Copy the records word for word, from the line containing "Extract all elements" down to the line containing "heatmap-cell <box>340 283 346 294</box>", with both of those lines included. Leave the pictures out of your answer.

--- start of Source material ---

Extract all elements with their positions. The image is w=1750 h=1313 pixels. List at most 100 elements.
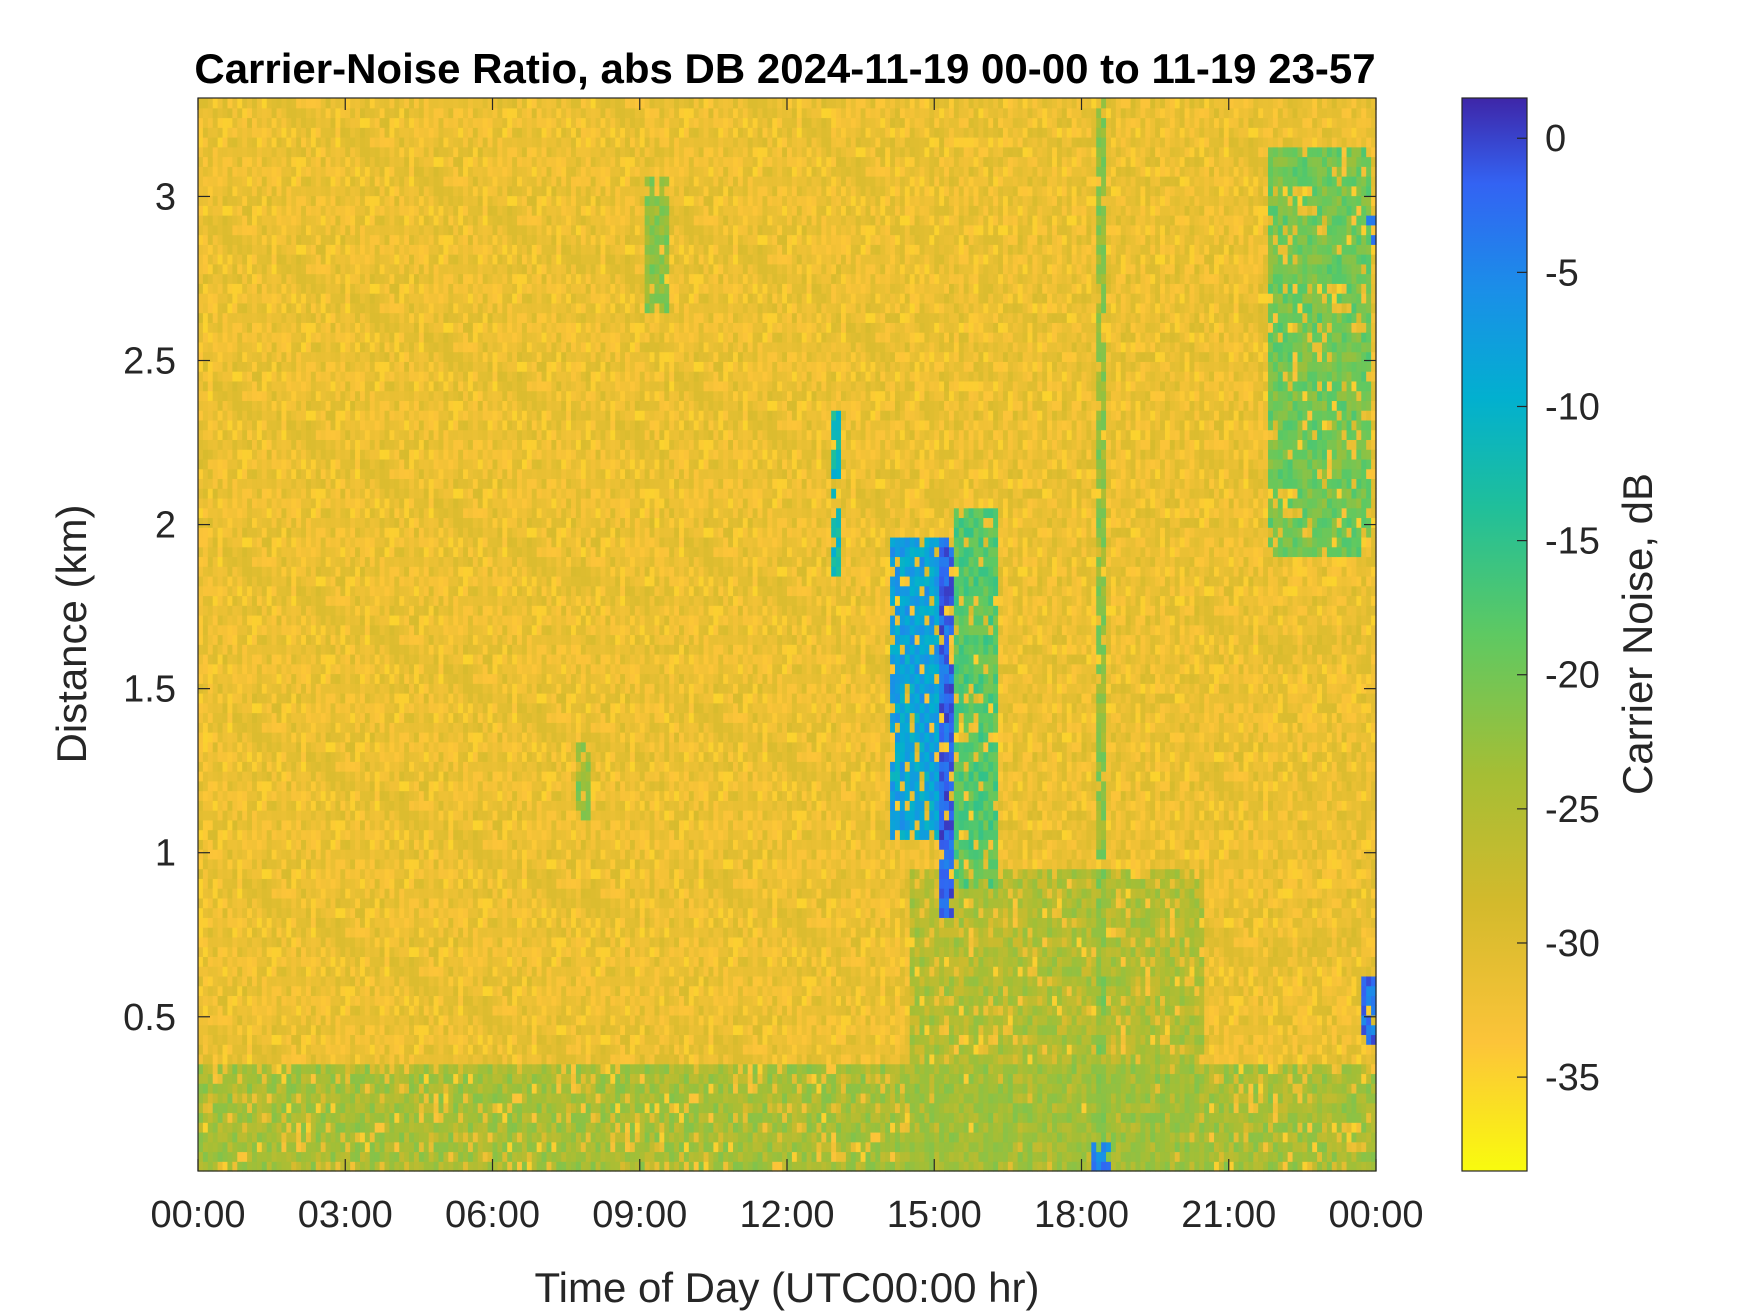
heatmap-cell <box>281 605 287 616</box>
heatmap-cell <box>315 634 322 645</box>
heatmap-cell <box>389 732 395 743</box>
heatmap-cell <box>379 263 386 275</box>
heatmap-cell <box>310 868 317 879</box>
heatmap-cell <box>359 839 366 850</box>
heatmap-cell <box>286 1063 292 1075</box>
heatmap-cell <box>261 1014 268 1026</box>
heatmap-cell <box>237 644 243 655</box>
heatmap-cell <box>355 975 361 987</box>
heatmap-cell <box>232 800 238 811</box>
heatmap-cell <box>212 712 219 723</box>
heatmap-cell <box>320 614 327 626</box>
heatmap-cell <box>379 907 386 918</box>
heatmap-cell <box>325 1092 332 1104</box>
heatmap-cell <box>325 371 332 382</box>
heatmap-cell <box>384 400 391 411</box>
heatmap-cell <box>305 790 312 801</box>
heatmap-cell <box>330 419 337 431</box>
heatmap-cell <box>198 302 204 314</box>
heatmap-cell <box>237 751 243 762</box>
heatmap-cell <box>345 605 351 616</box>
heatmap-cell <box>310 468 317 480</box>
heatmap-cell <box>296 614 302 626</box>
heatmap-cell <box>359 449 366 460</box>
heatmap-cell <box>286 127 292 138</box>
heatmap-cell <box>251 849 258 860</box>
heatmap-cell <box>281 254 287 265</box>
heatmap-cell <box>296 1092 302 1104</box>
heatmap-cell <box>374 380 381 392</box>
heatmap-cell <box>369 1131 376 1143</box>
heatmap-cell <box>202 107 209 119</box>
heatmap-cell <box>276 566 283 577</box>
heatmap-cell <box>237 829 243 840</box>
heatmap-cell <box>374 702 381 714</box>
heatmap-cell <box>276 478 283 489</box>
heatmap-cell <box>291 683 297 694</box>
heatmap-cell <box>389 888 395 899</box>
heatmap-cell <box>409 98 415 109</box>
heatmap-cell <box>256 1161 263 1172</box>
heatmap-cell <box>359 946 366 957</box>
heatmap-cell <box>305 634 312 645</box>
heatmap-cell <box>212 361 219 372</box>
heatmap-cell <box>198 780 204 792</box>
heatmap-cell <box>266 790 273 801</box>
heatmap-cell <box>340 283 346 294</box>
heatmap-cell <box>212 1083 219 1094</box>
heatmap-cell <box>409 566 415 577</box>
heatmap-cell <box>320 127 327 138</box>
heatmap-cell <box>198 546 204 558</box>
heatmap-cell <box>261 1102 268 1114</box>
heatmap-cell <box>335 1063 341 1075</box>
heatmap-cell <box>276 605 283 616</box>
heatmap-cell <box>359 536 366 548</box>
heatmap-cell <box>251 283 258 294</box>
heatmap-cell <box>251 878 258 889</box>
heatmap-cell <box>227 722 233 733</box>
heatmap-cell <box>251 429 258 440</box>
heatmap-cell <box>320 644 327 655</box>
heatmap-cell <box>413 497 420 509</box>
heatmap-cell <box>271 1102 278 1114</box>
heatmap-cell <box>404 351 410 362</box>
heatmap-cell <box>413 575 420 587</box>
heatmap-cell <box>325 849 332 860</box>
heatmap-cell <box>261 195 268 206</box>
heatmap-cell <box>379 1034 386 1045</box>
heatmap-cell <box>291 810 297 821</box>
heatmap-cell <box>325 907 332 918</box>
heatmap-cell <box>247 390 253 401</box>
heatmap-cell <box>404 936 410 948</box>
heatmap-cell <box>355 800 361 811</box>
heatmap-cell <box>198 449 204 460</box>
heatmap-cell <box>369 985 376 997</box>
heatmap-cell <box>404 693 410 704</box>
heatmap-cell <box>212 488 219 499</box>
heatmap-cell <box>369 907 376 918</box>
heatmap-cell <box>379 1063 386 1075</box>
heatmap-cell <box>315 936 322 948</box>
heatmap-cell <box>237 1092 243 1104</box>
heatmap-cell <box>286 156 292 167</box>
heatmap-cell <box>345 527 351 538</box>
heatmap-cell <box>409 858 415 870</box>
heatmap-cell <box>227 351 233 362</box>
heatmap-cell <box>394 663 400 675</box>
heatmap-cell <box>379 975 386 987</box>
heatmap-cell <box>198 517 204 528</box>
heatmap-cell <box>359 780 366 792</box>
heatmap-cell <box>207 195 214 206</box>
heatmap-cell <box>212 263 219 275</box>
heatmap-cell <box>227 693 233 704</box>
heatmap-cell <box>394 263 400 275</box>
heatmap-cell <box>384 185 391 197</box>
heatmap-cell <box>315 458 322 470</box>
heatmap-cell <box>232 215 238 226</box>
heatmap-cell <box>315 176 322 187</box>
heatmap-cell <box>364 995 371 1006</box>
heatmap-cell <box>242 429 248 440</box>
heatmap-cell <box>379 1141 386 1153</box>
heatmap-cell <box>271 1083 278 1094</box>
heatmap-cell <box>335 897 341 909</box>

--- end of Source material ---
--- start of Source material ---

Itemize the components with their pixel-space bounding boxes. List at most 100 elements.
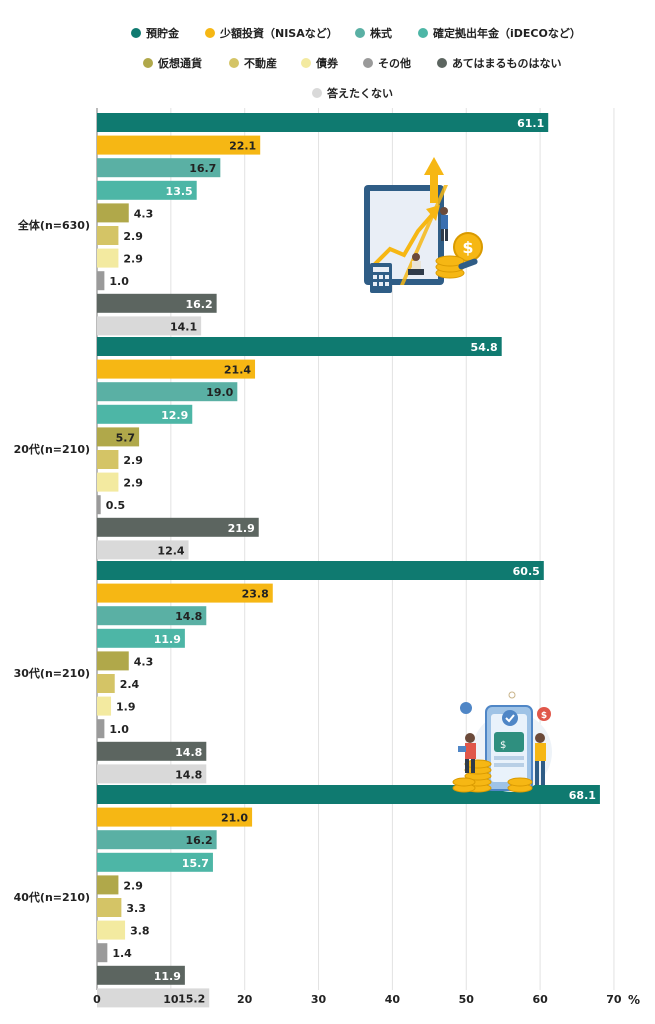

--- end of Source material ---

**Complete response**:
Extract all elements with their positions. The image is w=1750 h=1313 pixels. List at most 100 elements.
heatmap-cell <box>281 605 287 616</box>
heatmap-cell <box>315 634 322 645</box>
heatmap-cell <box>389 732 395 743</box>
heatmap-cell <box>379 263 386 275</box>
heatmap-cell <box>310 868 317 879</box>
heatmap-cell <box>359 839 366 850</box>
heatmap-cell <box>286 1063 292 1075</box>
heatmap-cell <box>261 1014 268 1026</box>
heatmap-cell <box>237 644 243 655</box>
heatmap-cell <box>355 975 361 987</box>
heatmap-cell <box>232 800 238 811</box>
heatmap-cell <box>212 712 219 723</box>
heatmap-cell <box>320 614 327 626</box>
heatmap-cell <box>379 907 386 918</box>
heatmap-cell <box>325 1092 332 1104</box>
heatmap-cell <box>325 371 332 382</box>
heatmap-cell <box>384 400 391 411</box>
heatmap-cell <box>305 790 312 801</box>
heatmap-cell <box>330 419 337 431</box>
heatmap-cell <box>198 302 204 314</box>
heatmap-cell <box>237 751 243 762</box>
heatmap-cell <box>345 605 351 616</box>
heatmap-cell <box>310 468 317 480</box>
heatmap-cell <box>296 614 302 626</box>
heatmap-cell <box>359 449 366 460</box>
heatmap-cell <box>286 127 292 138</box>
heatmap-cell <box>251 849 258 860</box>
heatmap-cell <box>281 254 287 265</box>
heatmap-cell <box>296 1092 302 1104</box>
heatmap-cell <box>374 380 381 392</box>
heatmap-cell <box>369 1131 376 1143</box>
heatmap-cell <box>202 107 209 119</box>
heatmap-cell <box>276 566 283 577</box>
heatmap-cell <box>237 829 243 840</box>
heatmap-cell <box>374 702 381 714</box>
heatmap-cell <box>276 478 283 489</box>
heatmap-cell <box>291 683 297 694</box>
heatmap-cell <box>389 888 395 899</box>
heatmap-cell <box>409 98 415 109</box>
heatmap-cell <box>256 1161 263 1172</box>
heatmap-cell <box>359 946 366 957</box>
heatmap-cell <box>305 634 312 645</box>
heatmap-cell <box>212 361 219 372</box>
heatmap-cell <box>198 780 204 792</box>
heatmap-cell <box>266 790 273 801</box>
heatmap-cell <box>340 283 346 294</box>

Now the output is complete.